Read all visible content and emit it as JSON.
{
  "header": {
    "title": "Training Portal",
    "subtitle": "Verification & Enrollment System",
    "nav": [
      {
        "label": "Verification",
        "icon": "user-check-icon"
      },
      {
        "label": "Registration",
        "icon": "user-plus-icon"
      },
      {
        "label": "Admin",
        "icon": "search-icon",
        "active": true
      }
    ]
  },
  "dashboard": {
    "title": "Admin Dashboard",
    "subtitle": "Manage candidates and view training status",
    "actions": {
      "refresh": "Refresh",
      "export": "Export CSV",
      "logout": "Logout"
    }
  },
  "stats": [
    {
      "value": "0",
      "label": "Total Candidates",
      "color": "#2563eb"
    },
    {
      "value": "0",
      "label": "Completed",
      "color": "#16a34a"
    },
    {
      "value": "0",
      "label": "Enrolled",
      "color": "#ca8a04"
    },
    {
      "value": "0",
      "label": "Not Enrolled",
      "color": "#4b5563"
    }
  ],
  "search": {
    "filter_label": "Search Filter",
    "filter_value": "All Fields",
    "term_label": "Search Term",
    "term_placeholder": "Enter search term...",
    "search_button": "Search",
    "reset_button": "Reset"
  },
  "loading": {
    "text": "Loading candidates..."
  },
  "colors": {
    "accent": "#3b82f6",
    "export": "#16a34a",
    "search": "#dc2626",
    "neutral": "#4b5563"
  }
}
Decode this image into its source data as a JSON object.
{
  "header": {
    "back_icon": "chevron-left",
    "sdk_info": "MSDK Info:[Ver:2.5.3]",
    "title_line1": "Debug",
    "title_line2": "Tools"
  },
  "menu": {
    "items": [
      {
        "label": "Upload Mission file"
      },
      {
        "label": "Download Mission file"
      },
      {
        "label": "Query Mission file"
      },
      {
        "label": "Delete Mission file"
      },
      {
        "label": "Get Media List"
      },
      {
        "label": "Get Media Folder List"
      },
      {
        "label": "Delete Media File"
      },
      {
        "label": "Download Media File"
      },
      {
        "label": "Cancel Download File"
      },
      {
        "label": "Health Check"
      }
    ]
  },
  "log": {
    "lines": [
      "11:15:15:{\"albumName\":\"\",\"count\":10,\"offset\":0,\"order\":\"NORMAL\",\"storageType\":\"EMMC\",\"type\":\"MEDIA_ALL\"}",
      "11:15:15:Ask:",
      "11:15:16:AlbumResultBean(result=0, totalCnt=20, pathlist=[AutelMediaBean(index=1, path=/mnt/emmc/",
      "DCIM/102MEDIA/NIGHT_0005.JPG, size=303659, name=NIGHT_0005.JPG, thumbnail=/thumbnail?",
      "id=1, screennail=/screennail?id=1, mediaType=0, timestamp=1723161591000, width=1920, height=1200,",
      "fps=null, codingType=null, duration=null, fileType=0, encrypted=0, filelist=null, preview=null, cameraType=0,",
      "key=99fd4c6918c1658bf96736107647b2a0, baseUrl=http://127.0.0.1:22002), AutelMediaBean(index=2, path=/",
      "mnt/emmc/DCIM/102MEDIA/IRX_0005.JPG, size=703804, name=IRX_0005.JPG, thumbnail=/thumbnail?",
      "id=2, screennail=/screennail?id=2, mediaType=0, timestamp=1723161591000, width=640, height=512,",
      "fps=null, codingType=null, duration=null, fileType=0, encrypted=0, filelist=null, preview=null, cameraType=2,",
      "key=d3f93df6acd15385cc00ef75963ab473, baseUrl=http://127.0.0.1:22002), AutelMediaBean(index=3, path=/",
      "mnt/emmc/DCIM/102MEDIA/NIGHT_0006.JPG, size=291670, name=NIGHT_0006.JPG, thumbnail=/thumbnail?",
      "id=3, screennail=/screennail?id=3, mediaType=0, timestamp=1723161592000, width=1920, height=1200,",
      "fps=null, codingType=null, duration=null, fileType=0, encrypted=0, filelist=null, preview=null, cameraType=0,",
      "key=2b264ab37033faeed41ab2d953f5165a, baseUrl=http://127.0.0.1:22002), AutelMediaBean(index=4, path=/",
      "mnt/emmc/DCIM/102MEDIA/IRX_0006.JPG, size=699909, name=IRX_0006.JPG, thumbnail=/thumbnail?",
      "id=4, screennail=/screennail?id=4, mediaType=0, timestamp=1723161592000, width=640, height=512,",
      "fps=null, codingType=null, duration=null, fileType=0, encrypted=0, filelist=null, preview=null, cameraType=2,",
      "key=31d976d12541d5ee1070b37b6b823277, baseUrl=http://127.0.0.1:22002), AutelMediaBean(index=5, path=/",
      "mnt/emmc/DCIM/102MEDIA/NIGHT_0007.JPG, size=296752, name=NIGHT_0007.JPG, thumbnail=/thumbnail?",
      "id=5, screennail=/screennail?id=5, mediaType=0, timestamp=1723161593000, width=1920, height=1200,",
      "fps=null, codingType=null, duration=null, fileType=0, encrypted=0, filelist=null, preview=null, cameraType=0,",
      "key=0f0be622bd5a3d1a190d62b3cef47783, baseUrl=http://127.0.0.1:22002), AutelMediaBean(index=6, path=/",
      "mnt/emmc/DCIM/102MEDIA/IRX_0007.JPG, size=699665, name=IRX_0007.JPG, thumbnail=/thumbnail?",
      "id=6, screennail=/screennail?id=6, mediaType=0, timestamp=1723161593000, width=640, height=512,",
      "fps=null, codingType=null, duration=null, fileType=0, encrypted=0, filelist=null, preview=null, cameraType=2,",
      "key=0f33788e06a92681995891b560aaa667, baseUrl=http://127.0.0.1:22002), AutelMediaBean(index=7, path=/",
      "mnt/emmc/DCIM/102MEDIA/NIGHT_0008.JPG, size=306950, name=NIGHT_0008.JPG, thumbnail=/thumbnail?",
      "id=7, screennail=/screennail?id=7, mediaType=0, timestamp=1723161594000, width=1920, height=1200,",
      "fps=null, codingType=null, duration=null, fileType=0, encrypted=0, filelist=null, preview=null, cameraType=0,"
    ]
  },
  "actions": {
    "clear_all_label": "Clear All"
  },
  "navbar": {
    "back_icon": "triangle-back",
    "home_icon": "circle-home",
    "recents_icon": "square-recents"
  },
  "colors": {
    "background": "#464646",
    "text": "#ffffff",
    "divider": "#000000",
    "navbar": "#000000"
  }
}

=======

▶ [TASK GOAL] Would you write down every record again, exactly?

▶ [SOLVED PROBLEM]
Read all visible content and emit it as JSON.
{
  "header": {
    "title": "Training Portal",
    "subtitle": "Verification & Enrollment System",
    "nav": [
      {
        "label": "Verification",
        "icon": "user-check-icon"
      },
      {
        "label": "Registration",
        "icon": "user-plus-icon"
      },
      {
        "label": "Admin",
        "icon": "search-icon",
        "active": true
      }
    ]
  },
  "dashboard": {
    "title": "Admin Dashboard",
    "subtitle": "Manage candidates and view training status",
    "actions": {
      "refresh": "Refresh",
      "export": "Export CSV",
      "logout": "Logout"
    }
  },
  "stats": [
    {
      "value": "0",
      "label": "Total Candidates",
      "color": "#2563eb"
    },
    {
      "value": "0",
      "label": "Completed",
      "color": "#16a34a"
    },
    {
      "value": "0",
      "label": "Enrolled",
      "color": "#ca8a04"
    },
    {
      "value": "0",
      "label": "Not Enrolled",
      "color": "#4b5563"
    }
  ],
  "search": {
    "filter_label": "Search Filter",
    "filter_value": "All Fields",
    "term_label": "Search Term",
    "term_placeholder": "Enter search term...",
    "search_button": "Search",
    "reset_button": "Reset"
  },
  "loading": {
    "text": "Loading candidates..."
  },
  "colors": {
    "accent": "#3b82f6",
    "export": "#16a34a",
    "search": "#dc2626",
    "neutral": "#4b5563"
  }
}
Decode this image into its source data as a JSON object.
{
  "header": {
    "back_icon": "chevron-left",
    "sdk_info": "MSDK Info:[Ver:2.5.3]",
    "title_line1": "Debug",
    "title_line2": "Tools"
  },
  "menu": {
    "items": [
      {
        "label": "Upload Mission file"
      },
      {
        "label": "Download Mission file"
      },
      {
        "label": "Query Mission file"
      },
      {
        "label": "Delete Mission file"
      },
      {
        "label": "Get Media List"
      },
      {
        "label": "Get Media Folder List"
      },
      {
        "label": "Delete Media File"
      },
      {
        "label": "Download Media File"
      },
      {
        "label": "Cancel Download File"
      },
      {
        "label": "Health Check"
      }
    ]
  },
  "log": {
    "lines": [
      "11:15:15:{\"albumName\":\"\",\"count\":10,\"offset\":0,\"order\":\"NORMAL\",\"storageType\":\"EMMC\",\"type\":\"MEDIA_ALL\"}",
      "11:15:15:Ask:",
      "11:15:16:AlbumResultBean(result=0, totalCnt=20, pathlist=[AutelMediaBean(index=1, path=/mnt/emmc/",
      "DCIM/102MEDIA/NIGHT_0005.JPG, size=303659, name=NIGHT_0005.JPG, thumbnail=/thumbnail?",
      "id=1, screennail=/screennail?id=1, mediaType=0, timestamp=1723161591000, width=1920, height=1200,",
      "fps=null, codingType=null, duration=null, fileType=0, encrypted=0, filelist=null, preview=null, cameraType=0,",
      "key=99fd4c6918c1658bf96736107647b2a0, baseUrl=http://127.0.0.1:22002), AutelMediaBean(index=2, path=/",
      "mnt/emmc/DCIM/102MEDIA/IRX_0005.JPG, size=703804, name=IRX_0005.JPG, thumbnail=/thumbnail?",
      "id=2, screennail=/screennail?id=2, mediaType=0, timestamp=1723161591000, width=640, height=512,",
      "fps=null, codingType=null, duration=null, fileType=0, encrypted=0, filelist=null, preview=null, cameraType=2,",
      "key=d3f93df6acd15385cc00ef75963ab473, baseUrl=http://127.0.0.1:22002), AutelMediaBean(index=3, path=/",
      "mnt/emmc/DCIM/102MEDIA/NIGHT_0006.JPG, size=291670, name=NIGHT_0006.JPG, thumbnail=/thumbnail?",
      "id=3, screennail=/screennail?id=3, mediaType=0, timestamp=1723161592000, width=1920, height=1200,",
      "fps=null, codingType=null, duration=null, fileType=0, encrypted=0, filelist=null, preview=null, cameraType=0,",
      "key=2b264ab37033faeed41ab2d953f5165a, baseUrl=http://127.0.0.1:22002), AutelMediaBean(index=4, path=/",
      "mnt/emmc/DCIM/102MEDIA/IRX_0006.JPG, size=699909, name=IRX_0006.JPG, thumbnail=/thumbnail?",
      "id=4, screennail=/screennail?id=4, mediaType=0, timestamp=1723161592000, width=640, height=512,",
      "fps=null, codingType=null, duration=null, fileType=0, encrypted=0, filelist=null, preview=null, cameraType=2,",
      "key=31d976d12541d5ee1070b37b6b823277, baseUrl=http://127.0.0.1:22002), AutelMediaBean(index=5, path=/",
      "mnt/emmc/DCIM/102MEDIA/NIGHT_0007.JPG, size=296752, name=NIGHT_0007.JPG, thumbnail=/thumbnail?",
      "id=5, screennail=/screennail?id=5, mediaType=0, timestamp=1723161593000, width=1920, height=1200,",
      "fps=null, codingType=null, duration=null, fileType=0, encrypted=0, filelist=null, preview=null, cameraType=0,",
      "key=0f0be622bd5a3d1a190d62b3cef47783, baseUrl=http://127.0.0.1:22002), AutelMediaBean(index=6, path=/",
      "mnt/emmc/DCIM/102MEDIA/IRX_0007.JPG, size=699665, name=IRX_0007.JPG, thumbnail=/thumbnail?",
      "id=6, screennail=/screennail?id=6, mediaType=0, timestamp=1723161593000, width=640, height=512,",
      "fps=null, codingType=null, duration=null, fileType=0, encrypted=0, filelist=null, preview=null, cameraType=2,",
      "key=0f33788e06a92681995891b560aaa667, baseUrl=http://127.0.0.1:22002), AutelMediaBean(index=7, path=/",
      "mnt/emmc/DCIM/102MEDIA/NIGHT_0008.JPG, size=306950, name=NIGHT_0008.JPG, thumbnail=/thumbnail?",
      "id=7, screennail=/screennail?id=7, mediaType=0, timestamp=1723161594000, width=1920, height=1200,",
      "fps=null, codingType=null, duration=null, fileType=0, encrypted=0, filelist=null, preview=null, cameraType=0,"
    ]
  },
  "actions": {
    "clear_all_label": "Clear All"
  },
  "navbar": {
    "back_icon": "triangle-back",
    "home_icon": "circle-home",
    "recents_icon": "square-recents"
  },
  "colors": {
    "background": "#464646",
    "text": "#ffffff",
    "divider": "#000000",
    "navbar": "#000000"
  }
}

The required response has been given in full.